→ **What is being asked**:
Skip the images and return the records below exactly.

→ **Data records**:
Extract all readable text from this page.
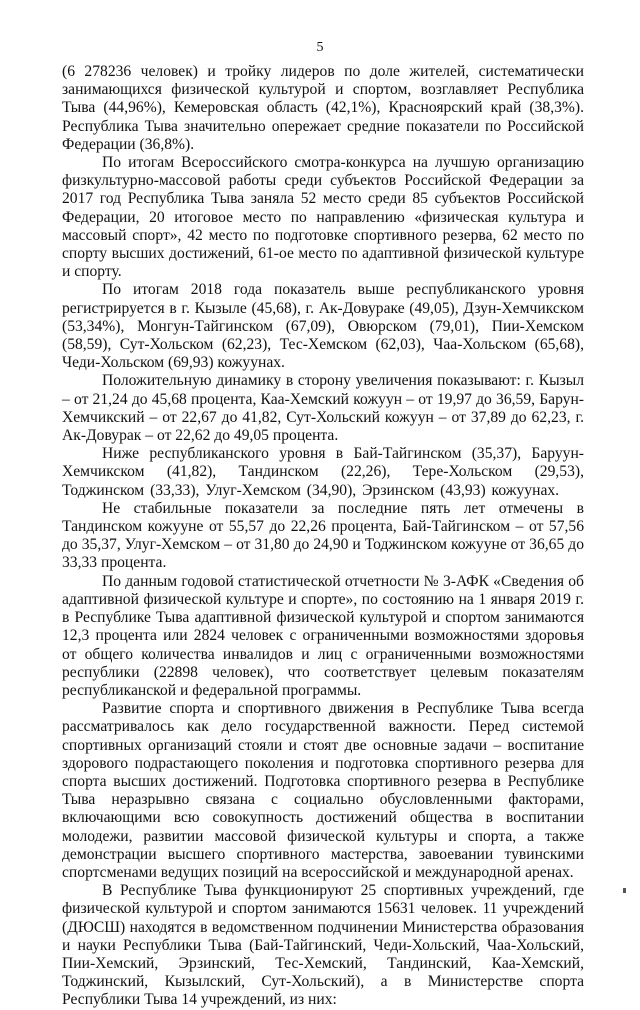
5

(6 278236 человек) и тройку лидеров по доле жителей, систематически занимающихся физической культурой и спортом, возглавляет Республика Тыва (44,96%), Кемеровская область (42,1%), Красноярский край (38,3%). Республика Тыва значительно опережает средние показатели по Российской Федерации (36,8%).

По итогам Всероссийского смотра-конкурса на лучшую организацию физкультурно-массовой работы среди субъектов Российской Федерации за 2017 год Республика Тыва заняла 52 место среди 85 субъектов Российской Федерации, 20 итоговое место по направлению «физическая культура и массовый спорт», 42 место по подготовке спортивного резерва, 62 место по спорту высших достижений, 61-ое место по адаптивной физической культуре и спорту.

По итогам 2018 года показатель выше республиканского уровня регистрируется в г. Кызыле (45,68), г. Ак-Довураке (49,05), Дзун-Хемчикском (53,34%), Монгун-Тайгинском (67,09), Овюрском (79,01), Пии-Хемском (58,59), Сут-Хольском (62,23), Тес-Хемском (62,03), Чаа-Хольском (65,68), Чеди-Хольском (69,93) кожуунах.

Положительную динамику в сторону увеличения показывают: г. Кызыл – от 21,24 до 45,68 процента, Каа-Хемский кожуун – от 19,97 до 36,59, Барун-Хемчикский – от 22,67 до 41,82, Сут-Хольский кожуун – от 37,89 до 62,23, г. Ак-Довурак – от 22,62 до 49,05 процента.

Ниже республиканского уровня в Бай-Тайгинском (35,37), Баруун-Хемчикском (41,82), Тандинском (22,26), Тере-Хольском (29,53), Тоджинском (33,33), Улуг-Хемском (34,90), Эрзинском (43,93) кожуунах.

Не стабильные показатели за последние пять лет отмечены в Тандинском кожууне от 55,57 до 22,26 процента, Бай-Тайгинском – от 57,56 до 35,37, Улуг-Хемском – от 31,80 до 24,90 и Тоджинском кожууне от 36,65 до 33,33 процента.

По данным годовой статистической отчетности № 3-АФК «Сведения об адаптивной физической культуре и спорте», по состоянию на 1 января 2019 г. в Республике Тыва адаптивной физической культурой и спортом занимаются 12,3 процента или 2824 человек с ограниченными возможностями здоровья от общего количества инвалидов и лиц с ограниченными возможностями республики (22898 человек), что соответствует целевым показателям республиканской и федеральной программы.

Развитие спорта и спортивного движения в Республике Тыва всегда рассматривалось как дело государственной важности. Перед системой спортивных организаций стояли и стоят две основные задачи – воспитание здорового подрастающего поколения и подготовка спортивного резерва для спорта высших достижений. Подготовка спортивного резерва в Республике Тыва неразрывно связана с социально обусловленными факторами, включающими всю совокупность достижений общества в воспитании молодежи, развитии массовой физической культуры и спорта, а также демонстрации высшего спортивного мастерства, завоевании тувинскими спортсменами ведущих позиций на всероссийской и международной аренах.

В Республике Тыва функционируют 25 спортивных учреждений, где физической культурой и спортом занимаются 15631 человек. 11 учреждений (ДЮСШ) находятся в ведомственном подчинении Министерства образования и науки Республики Тыва (Бай-Тайгинский, Чеди-Хольский, Чаа-Хольский, Пии-Хемский, Эрзинский, Тес-Хемский, Тандинский, Каа-Хемский, Тоджинский, Кызылский, Сут-Хольский), а в Министерстве спорта Республики Тыва 14 учреждений, из них:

→ **In response**:
Extract all readable text from this page.
5

(6 278236 человек) и тройку лидеров по доле жителей, систематически занимающихся физической культурой и спортом, возглавляет Республика Тыва (44,96%), Кемеровская область (42,1%), Красноярский край (38,3%). Республика Тыва значительно опережает средние показатели по Российской Федерации (36,8%).

По итогам Всероссийского смотра-конкурса на лучшую организацию физкультурно-массовой работы среди субъектов Российской Федерации за 2017 год Республика Тыва заняла 52 место среди 85 субъектов Российской Федерации, 20 итоговое место по направлению «физическая культура и массовый спорт», 42 место по подготовке спортивного резерва, 62 место по спорту высших достижений, 61-ое место по адаптивной физической культуре и спорту.

По итогам 2018 года показатель выше республиканского уровня регистрируется в г. Кызыле (45,68), г. Ак-Довураке (49,05), Дзун-Хемчикском (53,34%), Монгун-Тайгинском (67,09), Овюрском (79,01), Пии-Хемском (58,59), Сут-Хольском (62,23), Тес-Хемском (62,03), Чаа-Хольском (65,68), Чеди-Хольском (69,93) кожуунах.

Положительную динамику в сторону увеличения показывают: г. Кызыл – от 21,24 до 45,68 процента, Каа-Хемский кожуун – от 19,97 до 36,59, Барун-Хемчикский – от 22,67 до 41,82, Сут-Хольский кожуун – от 37,89 до 62,23, г. Ак-Довурак – от 22,62 до 49,05 процента.

Ниже республиканского уровня в Бай-Тайгинском (35,37), Баруун-Хемчикском (41,82), Тандинском (22,26), Тере-Хольском (29,53), Тоджинском (33,33), Улуг-Хемском (34,90), Эрзинском (43,93) кожуунах.

Не стабильные показатели за последние пять лет отмечены в Тандинском кожууне от 55,57 до 22,26 процента, Бай-Тайгинском – от 57,56 до 35,37, Улуг-Хемском – от 31,80 до 24,90 и Тоджинском кожууне от 36,65 до 33,33 процента.

По данным годовой статистической отчетности № 3-АФК «Сведения об адаптивной физической культуре и спорте», по состоянию на 1 января 2019 г. в Республике Тыва адаптивной физической культурой и спортом занимаются 12,3 процента или 2824 человек с ограниченными возможностями здоровья от общего количества инвалидов и лиц с ограниченными возможностями республики (22898 человек), что соответствует целевым показателям республиканской и федеральной программы.

Развитие спорта и спортивного движения в Республике Тыва всегда рассматривалось как дело государственной важности. Перед системой спортивных организаций стояли и стоят две основные задачи – воспитание здорового подрастающего поколения и подготовка спортивного резерва для спорта высших достижений. Подготовка спортивного резерва в Республике Тыва неразрывно связана с социально обусловленными факторами, включающими всю совокупность достижений общества в воспитании молодежи, развитии массовой физической культуры и спорта, а также демонстрации высшего спортивного мастерства, завоевании тувинскими спортсменами ведущих позиций на всероссийской и международной аренах.

В Республике Тыва функционируют 25 спортивных учреждений, где физической культурой и спортом занимаются 15631 человек. 11 учреждений (ДЮСШ) находятся в ведомственном подчинении Министерства образования и науки Республики Тыва (Бай-Тайгинский, Чеди-Хольский, Чаа-Хольский, Пии-Хемский, Эрзинский, Тес-Хемский, Тандинский, Каа-Хемский, Тоджинский, Кызылский, Сут-Хольский), а в Министерстве спорта Республики Тыва 14 учреждений, из них:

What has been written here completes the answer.